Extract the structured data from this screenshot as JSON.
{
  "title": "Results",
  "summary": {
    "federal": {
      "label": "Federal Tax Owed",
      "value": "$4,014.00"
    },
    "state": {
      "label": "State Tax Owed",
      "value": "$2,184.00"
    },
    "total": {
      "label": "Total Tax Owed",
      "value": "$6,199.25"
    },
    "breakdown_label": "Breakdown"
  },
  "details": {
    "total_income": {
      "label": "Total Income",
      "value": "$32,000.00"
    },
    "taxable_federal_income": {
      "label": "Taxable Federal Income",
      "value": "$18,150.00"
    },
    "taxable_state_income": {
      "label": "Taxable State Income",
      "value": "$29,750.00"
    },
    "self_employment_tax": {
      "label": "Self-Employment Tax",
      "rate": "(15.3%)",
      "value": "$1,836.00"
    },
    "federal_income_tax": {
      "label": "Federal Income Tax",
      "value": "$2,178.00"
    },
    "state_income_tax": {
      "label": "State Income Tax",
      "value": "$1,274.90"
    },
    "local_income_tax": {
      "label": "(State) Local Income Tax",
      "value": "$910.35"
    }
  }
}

________

- Description of the task -
Reproduce the entries above in full by retyping them exactly.

- Right answer -
Extract the structured data from this screenshot as JSON.
{
  "title": "Results",
  "summary": {
    "federal": {
      "label": "Federal Tax Owed",
      "value": "$4,014.00"
    },
    "state": {
      "label": "State Tax Owed",
      "value": "$2,184.00"
    },
    "total": {
      "label": "Total Tax Owed",
      "value": "$6,199.25"
    },
    "breakdown_label": "Breakdown"
  },
  "details": {
    "total_income": {
      "label": "Total Income",
      "value": "$32,000.00"
    },
    "taxable_federal_income": {
      "label": "Taxable Federal Income",
      "value": "$18,150.00"
    },
    "taxable_state_income": {
      "label": "Taxable State Income",
      "value": "$29,750.00"
    },
    "self_employment_tax": {
      "label": "Self-Employment Tax",
      "rate": "(15.3%)",
      "value": "$1,836.00"
    },
    "federal_income_tax": {
      "label": "Federal Income Tax",
      "value": "$2,178.00"
    },
    "state_income_tax": {
      "label": "State Income Tax",
      "value": "$1,274.90"
    },
    "local_income_tax": {
      "label": "(State) Local Income Tax",
      "value": "$910.35"
    }
  }
}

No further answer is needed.